--- Raw data ---
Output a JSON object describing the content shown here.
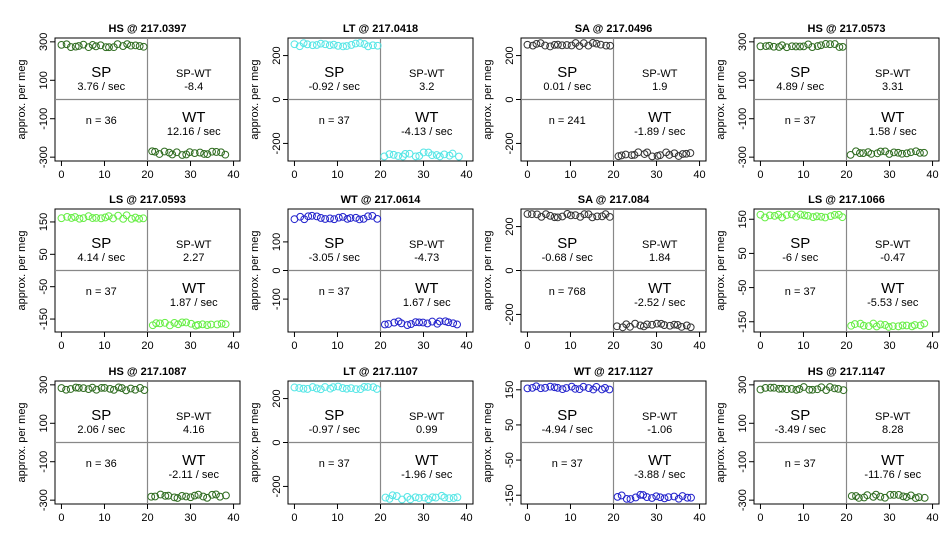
{
  "figure": {
    "x_axis_label": "",
    "y_axis_label": "approx. per meg",
    "x_ticks": [
      0,
      10,
      20,
      30,
      40
    ],
    "sp_label": "SP",
    "wt_label": "WT",
    "sp_wt_label": "SP-WT"
  },
  "chart_data": [
    {
      "type": "scatter",
      "title": "HS @ 217.0397",
      "color": "#2e6b1f",
      "ylim": [
        -320,
        320
      ],
      "yticks": [
        -300,
        -100,
        100,
        300
      ],
      "sp_level": 280,
      "wt_level": -280,
      "sp_rate": "3.76 / sec",
      "wt_rate": "12.16 / sec",
      "sp_wt": "-8.4",
      "n": "n = 36"
    },
    {
      "type": "scatter",
      "title": "LT @ 217.0418",
      "color": "#55e6e6",
      "ylim": [
        -280,
        280
      ],
      "yticks": [
        -200,
        0,
        200
      ],
      "sp_level": 250,
      "wt_level": -250,
      "sp_rate": "-0.92 / sec",
      "wt_rate": "-4.13 / sec",
      "sp_wt": "3.2",
      "n": "n = 37"
    },
    {
      "type": "scatter",
      "title": "SA @ 217.0496",
      "color": "#333333",
      "ylim": [
        -280,
        280
      ],
      "yticks": [
        -200,
        0,
        200
      ],
      "sp_level": 250,
      "wt_level": -250,
      "sp_rate": "0.01 / sec",
      "wt_rate": "-1.89 / sec",
      "sp_wt": "1.9",
      "n": "n = 241"
    },
    {
      "type": "scatter",
      "title": "HS @ 217.0573",
      "color": "#2e6b1f",
      "ylim": [
        -320,
        320
      ],
      "yticks": [
        -300,
        -100,
        100,
        300
      ],
      "sp_level": 280,
      "wt_level": -280,
      "sp_rate": "4.89 / sec",
      "wt_rate": "1.58 / sec",
      "sp_wt": "3.31",
      "n": "n = 37"
    },
    {
      "type": "scatter",
      "title": "LS @ 217.0593",
      "color": "#66ee44",
      "ylim": [
        -190,
        190
      ],
      "yticks": [
        -150,
        -50,
        50,
        150
      ],
      "sp_level": 165,
      "wt_level": -165,
      "sp_rate": "4.14 / sec",
      "wt_rate": "1.87 / sec",
      "sp_wt": "2.27",
      "n": "n = 37"
    },
    {
      "type": "scatter",
      "title": "WT @ 217.0614",
      "color": "#2222cc",
      "ylim": [
        -215,
        215
      ],
      "yticks": [
        -100,
        0,
        100
      ],
      "sp_level": 185,
      "wt_level": -185,
      "sp_rate": "-3.05 / sec",
      "wt_rate": "1.67 / sec",
      "sp_wt": "-4.73",
      "n": "n = 37"
    },
    {
      "type": "scatter",
      "title": "SA @ 217.084",
      "color": "#333333",
      "ylim": [
        -280,
        280
      ],
      "yticks": [
        -200,
        0,
        200
      ],
      "sp_level": 250,
      "wt_level": -250,
      "sp_rate": "-0.68 / sec",
      "wt_rate": "-2.52 / sec",
      "sp_wt": "1.84",
      "n": "n = 768"
    },
    {
      "type": "scatter",
      "title": "LS @ 217.1066",
      "color": "#66ee44",
      "ylim": [
        -180,
        180
      ],
      "yticks": [
        -150,
        -50,
        50,
        150
      ],
      "sp_level": 160,
      "wt_level": -160,
      "sp_rate": "-6 / sec",
      "wt_rate": "-5.53 / sec",
      "sp_wt": "-0.47",
      "n": "n = 37"
    },
    {
      "type": "scatter",
      "title": "HS @ 217.1087",
      "color": "#2e6b1f",
      "ylim": [
        -320,
        320
      ],
      "yticks": [
        -300,
        -100,
        100,
        300
      ],
      "sp_level": 280,
      "wt_level": -280,
      "sp_rate": "2.06 / sec",
      "wt_rate": "-2.11 / sec",
      "sp_wt": "4.16",
      "n": "n = 36"
    },
    {
      "type": "scatter",
      "title": "LT @ 217.1107",
      "color": "#55e6e6",
      "ylim": [
        -280,
        280
      ],
      "yticks": [
        -200,
        0,
        200
      ],
      "sp_level": 250,
      "wt_level": -250,
      "sp_rate": "-0.97 / sec",
      "wt_rate": "-1.96 / sec",
      "sp_wt": "0.99",
      "n": "n = 37"
    },
    {
      "type": "scatter",
      "title": "WT @ 217.1127",
      "color": "#2222cc",
      "ylim": [
        -175,
        175
      ],
      "yticks": [
        -150,
        -50,
        50,
        150
      ],
      "sp_level": 155,
      "wt_level": -155,
      "sp_rate": "-4.94 / sec",
      "wt_rate": "-3.88 / sec",
      "sp_wt": "-1.06",
      "n": "n = 37"
    },
    {
      "type": "scatter",
      "title": "HS @ 217.1147",
      "color": "#2e6b1f",
      "ylim": [
        -320,
        320
      ],
      "yticks": [
        -300,
        -100,
        100,
        300
      ],
      "sp_level": 280,
      "wt_level": -280,
      "sp_rate": "-3.49 / sec",
      "wt_rate": "-11.76 / sec",
      "sp_wt": "8.28",
      "n": "n = 37"
    }
  ]
}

--- Given request ---
Reproduce the material above in full and without alteration, but skip all pictures.

--- Written response ---
Output a JSON object describing the content shown here.
{
  "figure": {
    "x_axis_label": "",
    "y_axis_label": "approx. per meg",
    "x_ticks": [
      0,
      10,
      20,
      30,
      40
    ],
    "sp_label": "SP",
    "wt_label": "WT",
    "sp_wt_label": "SP-WT"
  },
  "chart_data": [
    {
      "type": "scatter",
      "title": "HS @ 217.0397",
      "color": "#2e6b1f",
      "ylim": [
        -320,
        320
      ],
      "yticks": [
        -300,
        -100,
        100,
        300
      ],
      "sp_level": 280,
      "wt_level": -280,
      "sp_rate": "3.76 / sec",
      "wt_rate": "12.16 / sec",
      "sp_wt": "-8.4",
      "n": "n = 36"
    },
    {
      "type": "scatter",
      "title": "LT @ 217.0418",
      "color": "#55e6e6",
      "ylim": [
        -280,
        280
      ],
      "yticks": [
        -200,
        0,
        200
      ],
      "sp_level": 250,
      "wt_level": -250,
      "sp_rate": "-0.92 / sec",
      "wt_rate": "-4.13 / sec",
      "sp_wt": "3.2",
      "n": "n = 37"
    },
    {
      "type": "scatter",
      "title": "SA @ 217.0496",
      "color": "#333333",
      "ylim": [
        -280,
        280
      ],
      "yticks": [
        -200,
        0,
        200
      ],
      "sp_level": 250,
      "wt_level": -250,
      "sp_rate": "0.01 / sec",
      "wt_rate": "-1.89 / sec",
      "sp_wt": "1.9",
      "n": "n = 241"
    },
    {
      "type": "scatter",
      "title": "HS @ 217.0573",
      "color": "#2e6b1f",
      "ylim": [
        -320,
        320
      ],
      "yticks": [
        -300,
        -100,
        100,
        300
      ],
      "sp_level": 280,
      "wt_level": -280,
      "sp_rate": "4.89 / sec",
      "wt_rate": "1.58 / sec",
      "sp_wt": "3.31",
      "n": "n = 37"
    },
    {
      "type": "scatter",
      "title": "LS @ 217.0593",
      "color": "#66ee44",
      "ylim": [
        -190,
        190
      ],
      "yticks": [
        -150,
        -50,
        50,
        150
      ],
      "sp_level": 165,
      "wt_level": -165,
      "sp_rate": "4.14 / sec",
      "wt_rate": "1.87 / sec",
      "sp_wt": "2.27",
      "n": "n = 37"
    },
    {
      "type": "scatter",
      "title": "WT @ 217.0614",
      "color": "#2222cc",
      "ylim": [
        -215,
        215
      ],
      "yticks": [
        -100,
        0,
        100
      ],
      "sp_level": 185,
      "wt_level": -185,
      "sp_rate": "-3.05 / sec",
      "wt_rate": "1.67 / sec",
      "sp_wt": "-4.73",
      "n": "n = 37"
    },
    {
      "type": "scatter",
      "title": "SA @ 217.084",
      "color": "#333333",
      "ylim": [
        -280,
        280
      ],
      "yticks": [
        -200,
        0,
        200
      ],
      "sp_level": 250,
      "wt_level": -250,
      "sp_rate": "-0.68 / sec",
      "wt_rate": "-2.52 / sec",
      "sp_wt": "1.84",
      "n": "n = 768"
    },
    {
      "type": "scatter",
      "title": "LS @ 217.1066",
      "color": "#66ee44",
      "ylim": [
        -180,
        180
      ],
      "yticks": [
        -150,
        -50,
        50,
        150
      ],
      "sp_level": 160,
      "wt_level": -160,
      "sp_rate": "-6 / sec",
      "wt_rate": "-5.53 / sec",
      "sp_wt": "-0.47",
      "n": "n = 37"
    },
    {
      "type": "scatter",
      "title": "HS @ 217.1087",
      "color": "#2e6b1f",
      "ylim": [
        -320,
        320
      ],
      "yticks": [
        -300,
        -100,
        100,
        300
      ],
      "sp_level": 280,
      "wt_level": -280,
      "sp_rate": "2.06 / sec",
      "wt_rate": "-2.11 / sec",
      "sp_wt": "4.16",
      "n": "n = 36"
    },
    {
      "type": "scatter",
      "title": "LT @ 217.1107",
      "color": "#55e6e6",
      "ylim": [
        -280,
        280
      ],
      "yticks": [
        -200,
        0,
        200
      ],
      "sp_level": 250,
      "wt_level": -250,
      "sp_rate": "-0.97 / sec",
      "wt_rate": "-1.96 / sec",
      "sp_wt": "0.99",
      "n": "n = 37"
    },
    {
      "type": "scatter",
      "title": "WT @ 217.1127",
      "color": "#2222cc",
      "ylim": [
        -175,
        175
      ],
      "yticks": [
        -150,
        -50,
        50,
        150
      ],
      "sp_level": 155,
      "wt_level": -155,
      "sp_rate": "-4.94 / sec",
      "wt_rate": "-3.88 / sec",
      "sp_wt": "-1.06",
      "n": "n = 37"
    },
    {
      "type": "scatter",
      "title": "HS @ 217.1147",
      "color": "#2e6b1f",
      "ylim": [
        -320,
        320
      ],
      "yticks": [
        -300,
        -100,
        100,
        300
      ],
      "sp_level": 280,
      "wt_level": -280,
      "sp_rate": "-3.49 / sec",
      "wt_rate": "-11.76 / sec",
      "sp_wt": "8.28",
      "n": "n = 37"
    }
  ]
}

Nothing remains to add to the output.